## Your objective
Print each line exactly as it is given.

## The input
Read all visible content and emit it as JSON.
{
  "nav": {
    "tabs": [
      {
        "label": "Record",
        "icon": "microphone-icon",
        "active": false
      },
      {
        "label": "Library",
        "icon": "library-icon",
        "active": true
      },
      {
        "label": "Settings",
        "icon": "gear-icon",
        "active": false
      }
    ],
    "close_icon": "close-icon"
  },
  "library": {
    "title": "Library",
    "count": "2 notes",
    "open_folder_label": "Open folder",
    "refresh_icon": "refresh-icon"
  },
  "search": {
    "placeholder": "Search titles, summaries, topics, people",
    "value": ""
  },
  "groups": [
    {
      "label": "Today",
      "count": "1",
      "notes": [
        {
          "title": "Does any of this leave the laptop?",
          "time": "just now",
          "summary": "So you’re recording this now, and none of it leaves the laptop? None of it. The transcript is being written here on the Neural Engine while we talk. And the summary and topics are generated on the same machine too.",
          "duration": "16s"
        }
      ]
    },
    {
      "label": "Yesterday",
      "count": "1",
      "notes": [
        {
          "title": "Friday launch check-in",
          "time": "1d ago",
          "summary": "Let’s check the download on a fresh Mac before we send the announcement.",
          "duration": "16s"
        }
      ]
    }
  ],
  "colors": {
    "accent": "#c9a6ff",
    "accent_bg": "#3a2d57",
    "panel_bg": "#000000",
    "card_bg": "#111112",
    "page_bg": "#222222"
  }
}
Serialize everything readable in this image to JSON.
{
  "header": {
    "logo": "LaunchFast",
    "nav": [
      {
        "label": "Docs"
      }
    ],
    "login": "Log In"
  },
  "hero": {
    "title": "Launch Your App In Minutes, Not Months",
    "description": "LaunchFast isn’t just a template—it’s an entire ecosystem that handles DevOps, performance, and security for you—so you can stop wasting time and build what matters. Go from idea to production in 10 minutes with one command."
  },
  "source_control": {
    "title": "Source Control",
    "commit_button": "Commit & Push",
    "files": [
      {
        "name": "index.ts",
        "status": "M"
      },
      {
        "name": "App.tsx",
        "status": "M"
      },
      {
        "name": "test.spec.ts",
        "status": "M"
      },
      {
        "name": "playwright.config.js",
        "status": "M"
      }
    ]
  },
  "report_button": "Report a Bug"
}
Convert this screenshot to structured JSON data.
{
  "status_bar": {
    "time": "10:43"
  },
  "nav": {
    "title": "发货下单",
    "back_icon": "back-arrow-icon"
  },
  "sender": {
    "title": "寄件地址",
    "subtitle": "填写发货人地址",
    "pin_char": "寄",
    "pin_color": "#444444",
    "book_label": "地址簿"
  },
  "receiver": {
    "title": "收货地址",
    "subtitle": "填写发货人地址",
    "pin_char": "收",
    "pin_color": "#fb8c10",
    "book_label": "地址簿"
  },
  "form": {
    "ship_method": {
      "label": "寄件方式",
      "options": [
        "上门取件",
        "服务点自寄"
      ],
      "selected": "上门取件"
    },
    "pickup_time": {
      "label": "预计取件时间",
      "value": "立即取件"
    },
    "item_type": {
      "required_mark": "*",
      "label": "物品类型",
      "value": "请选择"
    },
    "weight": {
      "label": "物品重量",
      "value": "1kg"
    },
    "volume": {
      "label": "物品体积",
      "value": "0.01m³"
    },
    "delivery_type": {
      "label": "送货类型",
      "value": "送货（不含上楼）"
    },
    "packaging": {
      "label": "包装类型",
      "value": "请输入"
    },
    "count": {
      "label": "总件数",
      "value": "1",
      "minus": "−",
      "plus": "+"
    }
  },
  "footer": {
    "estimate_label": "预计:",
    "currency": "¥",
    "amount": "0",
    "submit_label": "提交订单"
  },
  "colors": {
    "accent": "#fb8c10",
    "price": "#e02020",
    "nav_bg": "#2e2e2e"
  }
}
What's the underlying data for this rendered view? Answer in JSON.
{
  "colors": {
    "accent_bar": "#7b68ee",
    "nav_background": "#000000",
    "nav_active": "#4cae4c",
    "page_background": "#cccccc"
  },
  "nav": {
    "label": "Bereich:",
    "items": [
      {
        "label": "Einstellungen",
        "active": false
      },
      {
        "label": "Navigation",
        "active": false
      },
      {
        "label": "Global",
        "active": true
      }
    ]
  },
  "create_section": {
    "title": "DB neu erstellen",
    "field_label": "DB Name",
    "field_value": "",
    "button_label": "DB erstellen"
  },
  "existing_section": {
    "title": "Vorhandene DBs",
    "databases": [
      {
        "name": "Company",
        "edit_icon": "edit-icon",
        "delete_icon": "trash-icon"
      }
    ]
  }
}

## Correct result
Read all visible content and emit it as JSON.
{
  "nav": {
    "tabs": [
      {
        "label": "Record",
        "icon": "microphone-icon",
        "active": false
      },
      {
        "label": "Library",
        "icon": "library-icon",
        "active": true
      },
      {
        "label": "Settings",
        "icon": "gear-icon",
        "active": false
      }
    ],
    "close_icon": "close-icon"
  },
  "library": {
    "title": "Library",
    "count": "2 notes",
    "open_folder_label": "Open folder",
    "refresh_icon": "refresh-icon"
  },
  "search": {
    "placeholder": "Search titles, summaries, topics, people",
    "value": ""
  },
  "groups": [
    {
      "label": "Today",
      "count": "1",
      "notes": [
        {
          "title": "Does any of this leave the laptop?",
          "time": "just now",
          "summary": "So you’re recording this now, and none of it leaves the laptop? None of it. The transcript is being written here on the Neural Engine while we talk. And the summary and topics are generated on the same machine too.",
          "duration": "16s"
        }
      ]
    },
    {
      "label": "Yesterday",
      "count": "1",
      "notes": [
        {
          "title": "Friday launch check-in",
          "time": "1d ago",
          "summary": "Let’s check the download on a fresh Mac before we send the announcement.",
          "duration": "16s"
        }
      ]
    }
  ],
  "colors": {
    "accent": "#c9a6ff",
    "accent_bg": "#3a2d57",
    "panel_bg": "#000000",
    "card_bg": "#111112",
    "page_bg": "#222222"
  }
}
Serialize everything readable in this image to JSON.
{
  "header": {
    "logo": "LaunchFast",
    "nav": [
      {
        "label": "Docs"
      }
    ],
    "login": "Log In"
  },
  "hero": {
    "title": "Launch Your App In Minutes, Not Months",
    "description": "LaunchFast isn’t just a template—it’s an entire ecosystem that handles DevOps, performance, and security for you—so you can stop wasting time and build what matters. Go from idea to production in 10 minutes with one command."
  },
  "source_control": {
    "title": "Source Control",
    "commit_button": "Commit & Push",
    "files": [
      {
        "name": "index.ts",
        "status": "M"
      },
      {
        "name": "App.tsx",
        "status": "M"
      },
      {
        "name": "test.spec.ts",
        "status": "M"
      },
      {
        "name": "playwright.config.js",
        "status": "M"
      }
    ]
  },
  "report_button": "Report a Bug"
}
Convert this screenshot to structured JSON data.
{
  "status_bar": {
    "time": "10:43"
  },
  "nav": {
    "title": "发货下单",
    "back_icon": "back-arrow-icon"
  },
  "sender": {
    "title": "寄件地址",
    "subtitle": "填写发货人地址",
    "pin_char": "寄",
    "pin_color": "#444444",
    "book_label": "地址簿"
  },
  "receiver": {
    "title": "收货地址",
    "subtitle": "填写发货人地址",
    "pin_char": "收",
    "pin_color": "#fb8c10",
    "book_label": "地址簿"
  },
  "form": {
    "ship_method": {
      "label": "寄件方式",
      "options": [
        "上门取件",
        "服务点自寄"
      ],
      "selected": "上门取件"
    },
    "pickup_time": {
      "label": "预计取件时间",
      "value": "立即取件"
    },
    "item_type": {
      "required_mark": "*",
      "label": "物品类型",
      "value": "请选择"
    },
    "weight": {
      "label": "物品重量",
      "value": "1kg"
    },
    "volume": {
      "label": "物品体积",
      "value": "0.01m³"
    },
    "delivery_type": {
      "label": "送货类型",
      "value": "送货（不含上楼）"
    },
    "packaging": {
      "label": "包装类型",
      "value": "请输入"
    },
    "count": {
      "label": "总件数",
      "value": "1",
      "minus": "−",
      "plus": "+"
    }
  },
  "footer": {
    "estimate_label": "预计:",
    "currency": "¥",
    "amount": "0",
    "submit_label": "提交订单"
  },
  "colors": {
    "accent": "#fb8c10",
    "price": "#e02020",
    "nav_bg": "#2e2e2e"
  }
}
What's the underlying data for this rendered view? Answer in JSON.
{
  "colors": {
    "accent_bar": "#7b68ee",
    "nav_background": "#000000",
    "nav_active": "#4cae4c",
    "page_background": "#cccccc"
  },
  "nav": {
    "label": "Bereich:",
    "items": [
      {
        "label": "Einstellungen",
        "active": false
      },
      {
        "label": "Navigation",
        "active": false
      },
      {
        "label": "Global",
        "active": true
      }
    ]
  },
  "create_section": {
    "title": "DB neu erstellen",
    "field_label": "DB Name",
    "field_value": "",
    "button_label": "DB erstellen"
  },
  "existing_section": {
    "title": "Vorhandene DBs",
    "databases": [
      {
        "name": "Company",
        "edit_icon": "edit-icon",
        "delete_icon": "trash-icon"
      }
    ]
  }
}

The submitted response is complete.